--- START OF LISTING ---

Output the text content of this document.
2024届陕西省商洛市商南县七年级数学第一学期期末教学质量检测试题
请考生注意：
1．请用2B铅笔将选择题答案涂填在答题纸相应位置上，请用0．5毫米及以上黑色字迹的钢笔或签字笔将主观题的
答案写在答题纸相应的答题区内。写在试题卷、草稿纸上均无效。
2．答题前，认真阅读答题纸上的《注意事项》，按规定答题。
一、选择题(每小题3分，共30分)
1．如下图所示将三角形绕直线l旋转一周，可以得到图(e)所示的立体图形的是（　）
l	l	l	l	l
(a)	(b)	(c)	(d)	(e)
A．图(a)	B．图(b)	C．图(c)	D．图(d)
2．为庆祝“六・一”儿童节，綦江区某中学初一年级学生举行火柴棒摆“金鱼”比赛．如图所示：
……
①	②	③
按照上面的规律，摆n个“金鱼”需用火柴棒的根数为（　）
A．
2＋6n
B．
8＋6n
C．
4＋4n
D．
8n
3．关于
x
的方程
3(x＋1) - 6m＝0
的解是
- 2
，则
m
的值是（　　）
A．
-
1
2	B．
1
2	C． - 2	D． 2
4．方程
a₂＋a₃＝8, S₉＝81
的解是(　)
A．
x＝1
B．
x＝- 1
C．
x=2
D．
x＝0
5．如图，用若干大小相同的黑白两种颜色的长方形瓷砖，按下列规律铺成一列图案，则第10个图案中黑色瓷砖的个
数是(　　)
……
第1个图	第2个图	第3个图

--- END OF LISTING ---
--- START OF LISTING ---

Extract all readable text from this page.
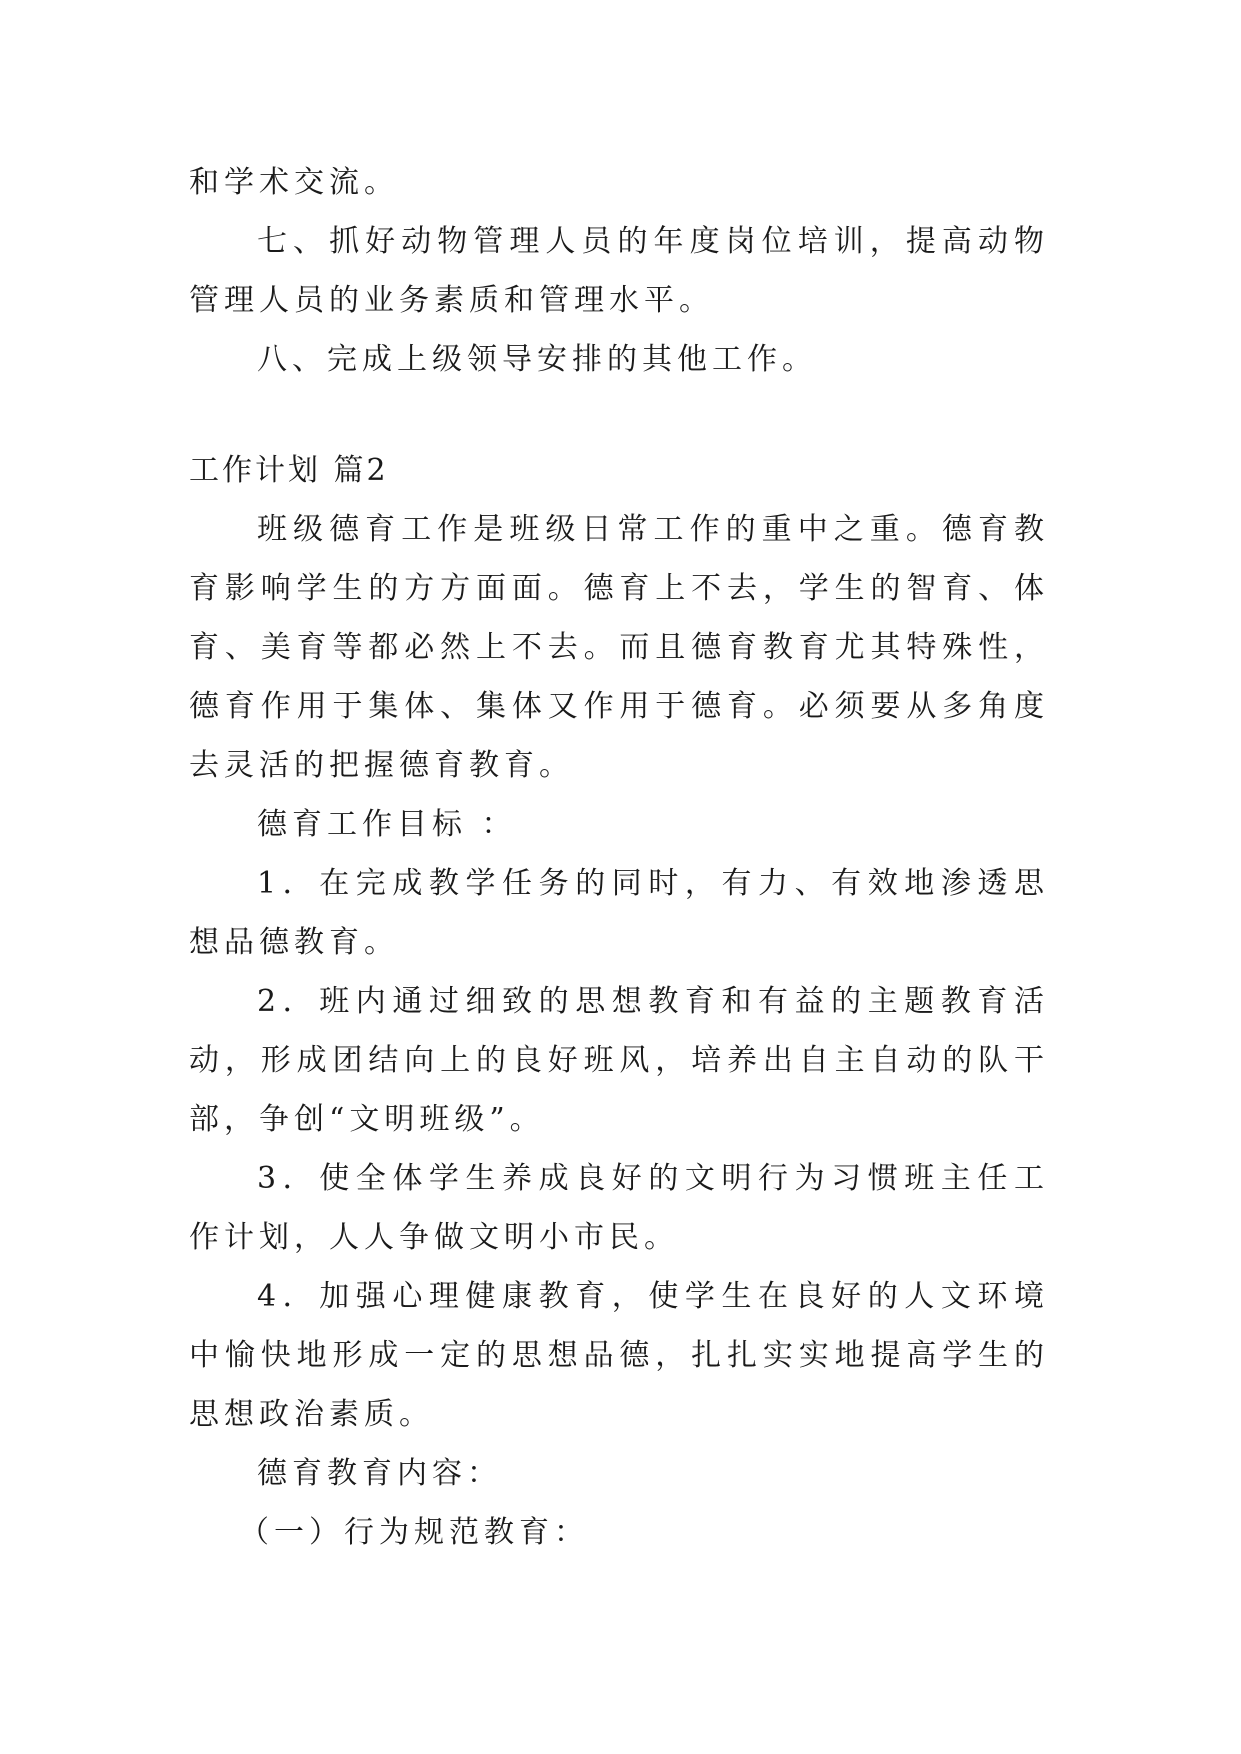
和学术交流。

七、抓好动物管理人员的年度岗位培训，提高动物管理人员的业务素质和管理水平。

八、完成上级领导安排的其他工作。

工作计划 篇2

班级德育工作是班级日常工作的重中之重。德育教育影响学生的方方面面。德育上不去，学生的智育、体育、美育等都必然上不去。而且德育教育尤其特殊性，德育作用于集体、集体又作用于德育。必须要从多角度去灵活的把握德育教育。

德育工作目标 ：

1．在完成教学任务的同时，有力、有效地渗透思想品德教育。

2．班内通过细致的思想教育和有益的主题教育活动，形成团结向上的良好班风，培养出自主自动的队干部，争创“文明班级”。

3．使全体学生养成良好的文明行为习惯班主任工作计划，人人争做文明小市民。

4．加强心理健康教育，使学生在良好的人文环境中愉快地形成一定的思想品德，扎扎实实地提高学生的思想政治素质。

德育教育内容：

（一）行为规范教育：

--- END OF LISTING ---
--- START OF LISTING ---

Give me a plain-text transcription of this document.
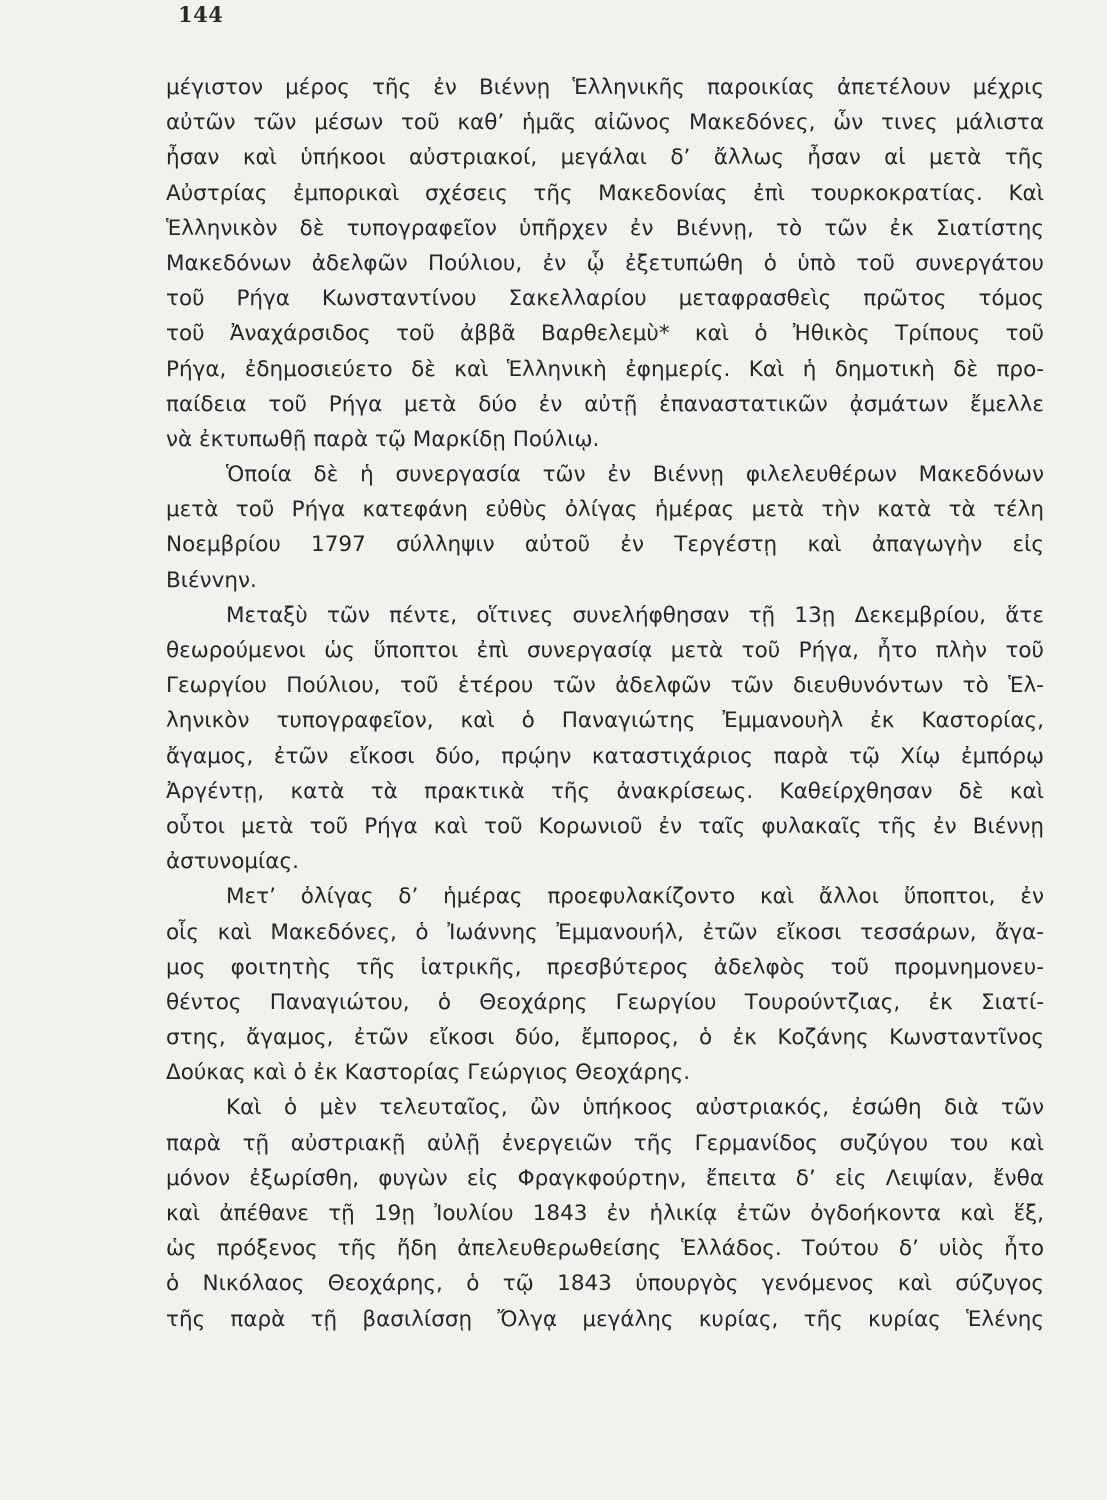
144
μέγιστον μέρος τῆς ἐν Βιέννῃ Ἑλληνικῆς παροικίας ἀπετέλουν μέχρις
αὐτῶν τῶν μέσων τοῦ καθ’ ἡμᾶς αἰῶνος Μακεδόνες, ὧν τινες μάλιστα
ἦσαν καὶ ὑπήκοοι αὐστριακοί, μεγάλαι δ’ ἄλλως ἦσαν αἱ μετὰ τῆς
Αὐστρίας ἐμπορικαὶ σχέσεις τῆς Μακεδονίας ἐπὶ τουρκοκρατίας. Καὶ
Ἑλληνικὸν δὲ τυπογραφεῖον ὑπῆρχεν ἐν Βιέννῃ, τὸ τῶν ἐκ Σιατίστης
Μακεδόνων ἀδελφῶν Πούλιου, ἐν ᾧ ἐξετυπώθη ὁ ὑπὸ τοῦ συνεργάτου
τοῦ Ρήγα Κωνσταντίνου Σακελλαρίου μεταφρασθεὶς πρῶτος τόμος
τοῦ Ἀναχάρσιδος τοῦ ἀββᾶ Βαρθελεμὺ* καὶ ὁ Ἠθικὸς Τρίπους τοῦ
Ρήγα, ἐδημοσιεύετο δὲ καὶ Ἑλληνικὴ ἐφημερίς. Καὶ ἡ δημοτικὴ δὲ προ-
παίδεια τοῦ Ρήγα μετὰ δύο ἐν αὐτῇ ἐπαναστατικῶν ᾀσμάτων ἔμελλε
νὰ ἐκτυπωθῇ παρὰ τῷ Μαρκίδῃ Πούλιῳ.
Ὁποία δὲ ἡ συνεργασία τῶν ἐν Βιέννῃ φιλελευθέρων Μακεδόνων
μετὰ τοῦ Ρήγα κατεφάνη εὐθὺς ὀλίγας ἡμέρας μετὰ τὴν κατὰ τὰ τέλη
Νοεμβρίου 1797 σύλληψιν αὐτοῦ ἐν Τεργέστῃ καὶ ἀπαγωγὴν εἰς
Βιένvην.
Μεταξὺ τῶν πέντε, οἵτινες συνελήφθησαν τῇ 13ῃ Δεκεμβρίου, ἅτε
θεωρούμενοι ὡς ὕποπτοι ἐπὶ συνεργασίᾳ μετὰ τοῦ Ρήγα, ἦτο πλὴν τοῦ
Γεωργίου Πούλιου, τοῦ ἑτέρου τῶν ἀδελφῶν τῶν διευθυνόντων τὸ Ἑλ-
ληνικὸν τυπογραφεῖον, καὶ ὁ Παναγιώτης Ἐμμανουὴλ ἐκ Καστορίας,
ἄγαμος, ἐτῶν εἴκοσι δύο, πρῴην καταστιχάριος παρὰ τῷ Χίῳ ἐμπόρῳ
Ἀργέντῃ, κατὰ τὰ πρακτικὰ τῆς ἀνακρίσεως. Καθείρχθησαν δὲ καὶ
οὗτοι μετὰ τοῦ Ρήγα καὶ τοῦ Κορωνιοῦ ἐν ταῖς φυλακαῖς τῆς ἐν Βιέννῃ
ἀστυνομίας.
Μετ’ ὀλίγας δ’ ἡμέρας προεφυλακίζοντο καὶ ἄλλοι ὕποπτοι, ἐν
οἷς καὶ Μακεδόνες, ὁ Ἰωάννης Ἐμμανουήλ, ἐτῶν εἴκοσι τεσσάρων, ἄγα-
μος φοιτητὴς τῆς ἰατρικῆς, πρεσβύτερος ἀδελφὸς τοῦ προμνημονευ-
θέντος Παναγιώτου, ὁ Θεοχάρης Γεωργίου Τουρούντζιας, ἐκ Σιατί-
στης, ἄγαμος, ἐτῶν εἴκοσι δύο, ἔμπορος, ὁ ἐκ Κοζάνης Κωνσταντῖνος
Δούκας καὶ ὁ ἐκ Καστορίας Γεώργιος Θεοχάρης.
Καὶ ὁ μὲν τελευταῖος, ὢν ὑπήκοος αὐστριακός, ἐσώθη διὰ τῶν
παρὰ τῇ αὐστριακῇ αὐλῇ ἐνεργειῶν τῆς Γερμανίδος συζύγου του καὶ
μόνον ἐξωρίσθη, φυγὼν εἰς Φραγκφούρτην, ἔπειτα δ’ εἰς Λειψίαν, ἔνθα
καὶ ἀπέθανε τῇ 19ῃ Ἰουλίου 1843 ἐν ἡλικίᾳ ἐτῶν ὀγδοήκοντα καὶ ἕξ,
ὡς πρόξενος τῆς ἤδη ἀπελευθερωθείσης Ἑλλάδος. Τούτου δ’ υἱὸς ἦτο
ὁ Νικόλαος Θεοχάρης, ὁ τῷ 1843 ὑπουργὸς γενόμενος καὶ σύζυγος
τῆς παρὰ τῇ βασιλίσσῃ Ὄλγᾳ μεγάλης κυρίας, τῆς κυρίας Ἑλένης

--- END OF LISTING ---

● TASK DIRECTIONS:
For the listing above, identify each line bearing "τυπογραφεῖον".

● FULL ANSWER:
Ἑλληνικὸν δὲ τυπογραφεῖον ὑπῆρχεν ἐν Βιέννῃ, τὸ τῶν ἐκ Σιατίστης
ληνικὸν τυπογραφεῖον, καὶ ὁ Παναγιώτης Ἐμμανουὴλ ἐκ Καστορίας,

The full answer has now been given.